Gather up all lines that carry the word "seul".

Dataset records
☆ ☆ ☆ ☆

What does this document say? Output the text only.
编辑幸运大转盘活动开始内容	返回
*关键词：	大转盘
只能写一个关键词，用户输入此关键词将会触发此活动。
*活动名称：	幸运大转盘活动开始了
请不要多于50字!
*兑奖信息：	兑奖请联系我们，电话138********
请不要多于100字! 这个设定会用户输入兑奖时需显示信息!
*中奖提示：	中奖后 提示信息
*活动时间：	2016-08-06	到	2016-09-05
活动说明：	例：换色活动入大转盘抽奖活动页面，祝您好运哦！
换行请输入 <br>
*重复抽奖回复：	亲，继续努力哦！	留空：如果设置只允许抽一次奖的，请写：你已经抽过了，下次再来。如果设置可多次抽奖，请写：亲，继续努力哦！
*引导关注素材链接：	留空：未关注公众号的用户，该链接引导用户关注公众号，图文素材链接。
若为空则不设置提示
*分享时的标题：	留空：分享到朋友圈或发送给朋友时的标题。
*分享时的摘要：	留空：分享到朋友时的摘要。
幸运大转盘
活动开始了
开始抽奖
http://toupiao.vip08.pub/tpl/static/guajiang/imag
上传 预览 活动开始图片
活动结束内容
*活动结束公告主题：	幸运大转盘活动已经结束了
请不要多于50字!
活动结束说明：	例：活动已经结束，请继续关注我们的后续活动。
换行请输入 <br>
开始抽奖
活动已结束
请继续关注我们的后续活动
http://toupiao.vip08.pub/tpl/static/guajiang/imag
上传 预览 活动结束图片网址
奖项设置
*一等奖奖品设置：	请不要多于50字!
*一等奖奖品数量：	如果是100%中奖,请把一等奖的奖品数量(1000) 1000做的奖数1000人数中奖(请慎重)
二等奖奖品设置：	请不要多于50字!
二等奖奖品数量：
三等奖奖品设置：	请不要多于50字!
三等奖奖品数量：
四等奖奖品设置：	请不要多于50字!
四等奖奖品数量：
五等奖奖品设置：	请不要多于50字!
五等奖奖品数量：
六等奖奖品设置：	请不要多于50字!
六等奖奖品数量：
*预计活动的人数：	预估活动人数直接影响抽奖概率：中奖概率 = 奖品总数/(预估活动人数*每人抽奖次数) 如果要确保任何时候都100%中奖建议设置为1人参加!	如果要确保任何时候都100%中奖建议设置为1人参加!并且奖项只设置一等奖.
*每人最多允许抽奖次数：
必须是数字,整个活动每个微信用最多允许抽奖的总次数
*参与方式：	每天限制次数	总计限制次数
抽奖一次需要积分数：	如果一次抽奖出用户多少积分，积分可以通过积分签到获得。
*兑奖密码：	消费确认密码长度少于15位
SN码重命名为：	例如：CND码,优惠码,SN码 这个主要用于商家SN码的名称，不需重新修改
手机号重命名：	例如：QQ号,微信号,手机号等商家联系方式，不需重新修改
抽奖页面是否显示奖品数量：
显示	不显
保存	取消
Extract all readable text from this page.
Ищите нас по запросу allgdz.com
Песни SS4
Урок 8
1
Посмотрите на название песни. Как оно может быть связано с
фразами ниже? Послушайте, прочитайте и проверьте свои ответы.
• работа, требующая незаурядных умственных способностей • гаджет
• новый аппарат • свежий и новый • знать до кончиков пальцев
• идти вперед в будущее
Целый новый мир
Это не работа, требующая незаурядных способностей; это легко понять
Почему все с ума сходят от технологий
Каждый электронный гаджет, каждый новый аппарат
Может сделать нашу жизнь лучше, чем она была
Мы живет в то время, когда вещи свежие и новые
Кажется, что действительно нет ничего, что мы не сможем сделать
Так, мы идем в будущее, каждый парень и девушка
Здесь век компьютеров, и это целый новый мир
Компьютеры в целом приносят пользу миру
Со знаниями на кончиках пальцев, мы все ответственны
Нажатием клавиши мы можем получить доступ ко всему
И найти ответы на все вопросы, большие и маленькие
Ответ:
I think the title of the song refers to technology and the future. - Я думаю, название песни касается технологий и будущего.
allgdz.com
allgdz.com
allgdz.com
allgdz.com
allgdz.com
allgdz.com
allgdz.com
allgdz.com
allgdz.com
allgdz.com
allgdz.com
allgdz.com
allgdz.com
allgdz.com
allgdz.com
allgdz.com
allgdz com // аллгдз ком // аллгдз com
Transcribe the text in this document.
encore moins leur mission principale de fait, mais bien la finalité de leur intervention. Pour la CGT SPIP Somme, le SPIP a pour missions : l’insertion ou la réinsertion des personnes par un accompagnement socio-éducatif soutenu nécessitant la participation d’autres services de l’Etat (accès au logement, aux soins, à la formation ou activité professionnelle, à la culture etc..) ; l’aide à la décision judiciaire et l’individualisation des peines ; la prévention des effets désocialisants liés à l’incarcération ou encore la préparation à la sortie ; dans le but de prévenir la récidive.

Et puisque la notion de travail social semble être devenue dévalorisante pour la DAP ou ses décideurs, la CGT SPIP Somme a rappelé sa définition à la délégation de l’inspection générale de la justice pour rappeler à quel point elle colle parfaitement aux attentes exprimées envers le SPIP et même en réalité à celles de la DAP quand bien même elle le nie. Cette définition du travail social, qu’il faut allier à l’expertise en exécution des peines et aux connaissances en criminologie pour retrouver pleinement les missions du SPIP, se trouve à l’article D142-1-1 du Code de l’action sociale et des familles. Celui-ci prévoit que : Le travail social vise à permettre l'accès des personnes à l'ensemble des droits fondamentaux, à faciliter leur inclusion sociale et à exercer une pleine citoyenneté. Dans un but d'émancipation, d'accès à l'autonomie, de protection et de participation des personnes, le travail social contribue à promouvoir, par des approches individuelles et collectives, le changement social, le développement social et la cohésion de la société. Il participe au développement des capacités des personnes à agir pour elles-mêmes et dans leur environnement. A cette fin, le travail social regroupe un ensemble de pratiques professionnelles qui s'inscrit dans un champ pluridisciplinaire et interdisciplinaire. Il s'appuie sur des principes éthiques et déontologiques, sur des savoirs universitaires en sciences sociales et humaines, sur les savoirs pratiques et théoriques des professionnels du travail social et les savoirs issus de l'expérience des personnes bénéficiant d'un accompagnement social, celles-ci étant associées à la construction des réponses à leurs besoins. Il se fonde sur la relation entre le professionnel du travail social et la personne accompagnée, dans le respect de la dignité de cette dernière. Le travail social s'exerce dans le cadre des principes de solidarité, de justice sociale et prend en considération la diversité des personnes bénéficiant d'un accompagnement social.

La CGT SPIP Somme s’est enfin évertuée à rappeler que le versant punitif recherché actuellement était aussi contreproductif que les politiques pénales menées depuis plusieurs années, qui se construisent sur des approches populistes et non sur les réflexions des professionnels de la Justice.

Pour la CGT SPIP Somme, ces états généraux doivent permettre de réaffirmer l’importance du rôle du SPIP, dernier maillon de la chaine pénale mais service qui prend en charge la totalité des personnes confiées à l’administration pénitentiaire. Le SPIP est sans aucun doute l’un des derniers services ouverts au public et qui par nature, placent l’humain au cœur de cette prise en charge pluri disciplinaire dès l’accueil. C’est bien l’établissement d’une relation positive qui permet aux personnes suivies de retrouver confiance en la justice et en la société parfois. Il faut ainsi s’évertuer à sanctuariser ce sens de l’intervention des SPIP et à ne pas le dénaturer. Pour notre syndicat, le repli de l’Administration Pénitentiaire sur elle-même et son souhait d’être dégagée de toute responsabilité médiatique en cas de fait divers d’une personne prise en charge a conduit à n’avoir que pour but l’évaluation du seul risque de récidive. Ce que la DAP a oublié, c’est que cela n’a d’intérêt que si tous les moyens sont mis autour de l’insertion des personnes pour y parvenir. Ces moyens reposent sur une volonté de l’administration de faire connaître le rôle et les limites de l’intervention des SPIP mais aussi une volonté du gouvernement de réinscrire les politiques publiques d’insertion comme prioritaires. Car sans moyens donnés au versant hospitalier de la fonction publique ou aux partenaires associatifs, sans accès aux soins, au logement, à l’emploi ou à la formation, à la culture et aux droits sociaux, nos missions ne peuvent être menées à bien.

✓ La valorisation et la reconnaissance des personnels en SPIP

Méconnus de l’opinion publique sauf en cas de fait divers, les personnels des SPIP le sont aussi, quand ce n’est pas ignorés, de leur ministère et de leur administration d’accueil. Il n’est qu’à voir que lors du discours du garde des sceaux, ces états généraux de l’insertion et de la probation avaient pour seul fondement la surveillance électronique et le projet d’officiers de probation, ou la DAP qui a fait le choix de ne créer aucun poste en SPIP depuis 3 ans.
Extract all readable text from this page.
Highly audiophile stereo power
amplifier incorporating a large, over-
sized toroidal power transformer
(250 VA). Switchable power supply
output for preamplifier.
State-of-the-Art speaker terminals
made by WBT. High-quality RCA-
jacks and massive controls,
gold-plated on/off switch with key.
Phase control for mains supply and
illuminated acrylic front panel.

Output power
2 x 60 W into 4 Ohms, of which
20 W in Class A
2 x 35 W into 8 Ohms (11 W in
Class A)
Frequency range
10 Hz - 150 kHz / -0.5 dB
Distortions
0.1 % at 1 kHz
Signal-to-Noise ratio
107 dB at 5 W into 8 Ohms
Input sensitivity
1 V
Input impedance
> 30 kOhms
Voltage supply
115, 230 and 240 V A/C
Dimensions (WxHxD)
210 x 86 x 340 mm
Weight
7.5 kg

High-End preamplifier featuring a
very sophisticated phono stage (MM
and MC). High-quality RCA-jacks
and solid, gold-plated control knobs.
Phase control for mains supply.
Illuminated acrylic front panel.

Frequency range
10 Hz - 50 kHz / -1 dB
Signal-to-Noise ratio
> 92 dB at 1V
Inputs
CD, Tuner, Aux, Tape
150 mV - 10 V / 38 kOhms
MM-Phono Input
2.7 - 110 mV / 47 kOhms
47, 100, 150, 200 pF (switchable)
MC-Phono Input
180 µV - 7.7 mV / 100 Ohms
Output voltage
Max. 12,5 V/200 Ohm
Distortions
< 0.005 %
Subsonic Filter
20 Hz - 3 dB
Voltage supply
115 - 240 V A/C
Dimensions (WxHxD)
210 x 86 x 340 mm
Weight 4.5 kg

☆ ☆ ☆ ☆

◆ **EXERCISE OUTPUT**:
Pour la CGT SPIP Somme, ces états généraux doivent permettre de réaffirmer l’importance du rôle du SPIP, dernier maillon de la chaine pénale mais service qui prend en charge la totalité des personnes confiées à l’administration pénitentiaire. Le SPIP est sans aucun doute l’un des derniers services ouverts au public et qui par nature, placent l’humain au cœur de cette prise en charge pluri disciplinaire dès l’accueil. C’est bien l’établissement d’une relation positive qui permet aux personnes suivies de retrouver confiance en la justice et en la société parfois. Il faut ainsi s’évertuer à sanctuariser ce sens de l’intervention des SPIP et à ne pas le dénaturer. Pour notre syndicat, le repli de l’Administration Pénitentiaire sur elle-même et son souhait d’être dégagée de toute responsabilité médiatique en cas de fait divers d’une personne prise en charge a conduit à n’avoir que pour but l’évaluation du seul risque de récidive. Ce que la DAP a oublié, c’est que cela n’a d’intérêt que si tous les moyens sont mis autour de l’insertion des personnes pour y parvenir. Ces moyens reposent sur une volonté de l’administration de faire connaître le rôle et les limites de l’intervention des SPIP mais aussi une volonté du gouvernement de réinscrire les politiques publiques d’insertion comme prioritaires. Car sans moyens donnés au versant hospitalier de la fonction publique ou aux partenaires associatifs, sans accès aux soins, au logement, à l’emploi ou à la formation, à la culture et aux droits sociaux, nos missions ne peuvent être menées à bien.
Méconnus de l’opinion publique sauf en cas de fait divers, les personnels des SPIP le sont aussi, quand ce n’est pas ignorés, de leur ministère et de leur administration d’accueil. Il n’est qu’à voir que lors du discours du garde des sceaux, ces états généraux de l’insertion et de la probation avaient pour seul fondement la surveillance électronique et le projet d’officiers de probation, ou la DAP qui a fait le choix de ne créer aucun poste en SPIP depuis 3 ans.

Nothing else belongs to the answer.